-- Start of Task data --

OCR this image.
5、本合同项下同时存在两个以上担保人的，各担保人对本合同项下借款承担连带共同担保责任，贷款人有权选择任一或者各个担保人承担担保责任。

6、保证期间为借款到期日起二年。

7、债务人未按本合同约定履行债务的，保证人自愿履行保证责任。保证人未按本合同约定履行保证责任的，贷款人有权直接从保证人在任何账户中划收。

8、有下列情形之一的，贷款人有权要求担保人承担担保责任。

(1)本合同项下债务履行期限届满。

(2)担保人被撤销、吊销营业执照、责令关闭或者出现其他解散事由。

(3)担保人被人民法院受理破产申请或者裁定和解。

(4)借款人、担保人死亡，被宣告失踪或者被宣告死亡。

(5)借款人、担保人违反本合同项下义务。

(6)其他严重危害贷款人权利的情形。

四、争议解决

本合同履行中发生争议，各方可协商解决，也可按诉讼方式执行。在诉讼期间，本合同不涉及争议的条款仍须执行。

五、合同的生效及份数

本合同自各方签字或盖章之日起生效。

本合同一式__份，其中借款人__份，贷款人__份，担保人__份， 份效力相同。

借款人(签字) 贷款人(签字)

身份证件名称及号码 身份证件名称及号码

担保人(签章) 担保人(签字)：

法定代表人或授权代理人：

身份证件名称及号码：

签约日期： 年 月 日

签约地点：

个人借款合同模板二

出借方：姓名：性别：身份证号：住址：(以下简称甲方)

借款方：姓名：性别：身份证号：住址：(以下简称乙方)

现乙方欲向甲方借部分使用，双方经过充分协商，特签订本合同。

-- End of Task data --
-- Start of Task data --

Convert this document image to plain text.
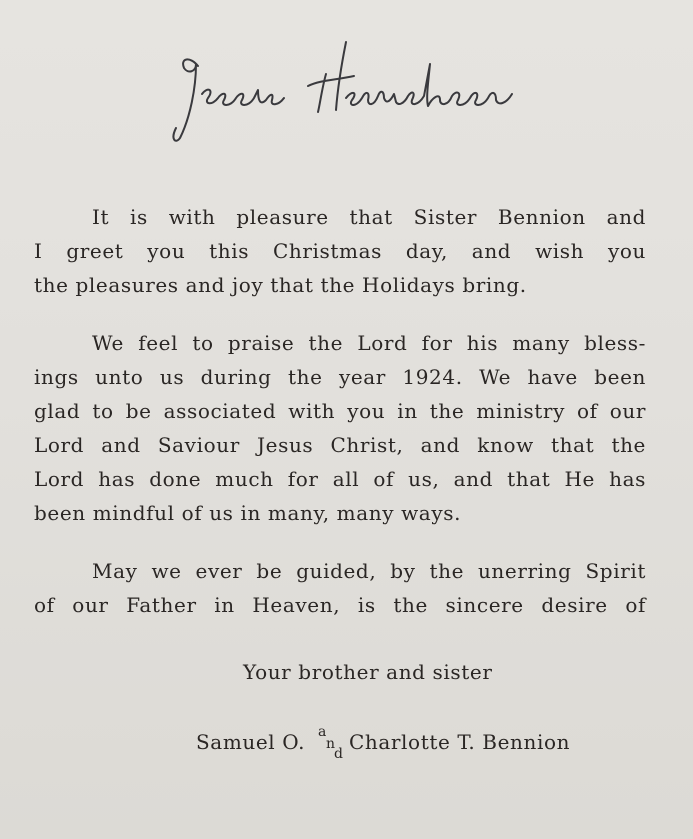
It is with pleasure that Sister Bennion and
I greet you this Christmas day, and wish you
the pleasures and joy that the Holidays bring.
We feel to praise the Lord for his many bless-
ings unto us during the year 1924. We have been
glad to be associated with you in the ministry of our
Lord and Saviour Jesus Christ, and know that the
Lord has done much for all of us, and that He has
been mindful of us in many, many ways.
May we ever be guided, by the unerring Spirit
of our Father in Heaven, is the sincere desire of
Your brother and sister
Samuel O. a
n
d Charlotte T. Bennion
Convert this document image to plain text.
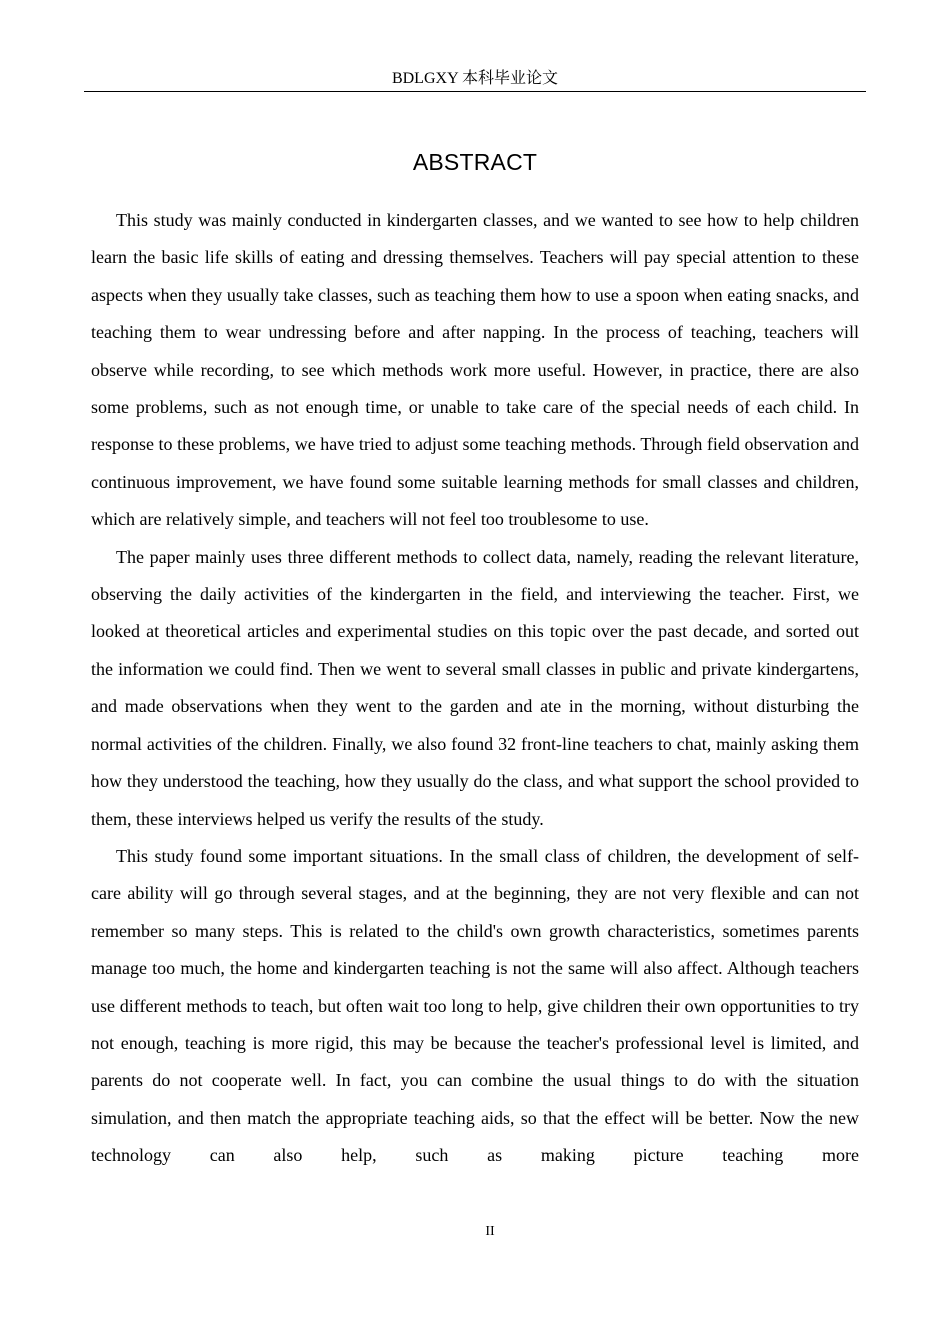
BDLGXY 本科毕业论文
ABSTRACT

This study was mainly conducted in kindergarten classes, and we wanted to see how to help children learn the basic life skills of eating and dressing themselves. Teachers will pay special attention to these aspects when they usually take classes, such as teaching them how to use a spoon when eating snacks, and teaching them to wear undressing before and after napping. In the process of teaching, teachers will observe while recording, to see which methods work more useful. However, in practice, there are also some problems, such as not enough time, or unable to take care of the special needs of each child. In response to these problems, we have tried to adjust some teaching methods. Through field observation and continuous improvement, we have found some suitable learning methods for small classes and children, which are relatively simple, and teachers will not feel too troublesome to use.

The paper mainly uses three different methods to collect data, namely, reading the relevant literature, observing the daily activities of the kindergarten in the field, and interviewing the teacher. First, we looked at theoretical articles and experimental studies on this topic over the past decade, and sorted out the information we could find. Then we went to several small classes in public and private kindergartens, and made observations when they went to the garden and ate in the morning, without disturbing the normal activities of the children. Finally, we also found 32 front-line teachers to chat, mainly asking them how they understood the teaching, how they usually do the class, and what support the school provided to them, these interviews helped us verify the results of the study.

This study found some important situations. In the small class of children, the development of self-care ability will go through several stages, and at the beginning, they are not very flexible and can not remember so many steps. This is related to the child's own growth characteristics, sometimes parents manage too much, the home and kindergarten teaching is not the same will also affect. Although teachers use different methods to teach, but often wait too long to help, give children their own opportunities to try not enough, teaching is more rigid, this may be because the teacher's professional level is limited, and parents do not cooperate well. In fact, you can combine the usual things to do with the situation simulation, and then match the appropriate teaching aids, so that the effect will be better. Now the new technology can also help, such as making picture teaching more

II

-- End of Task data --

Aim – Write down every line of the data above that includes the string "Bennion".

Task solution –
It is with pleasure that Sister Bennion and
d Charlotte T. Bennion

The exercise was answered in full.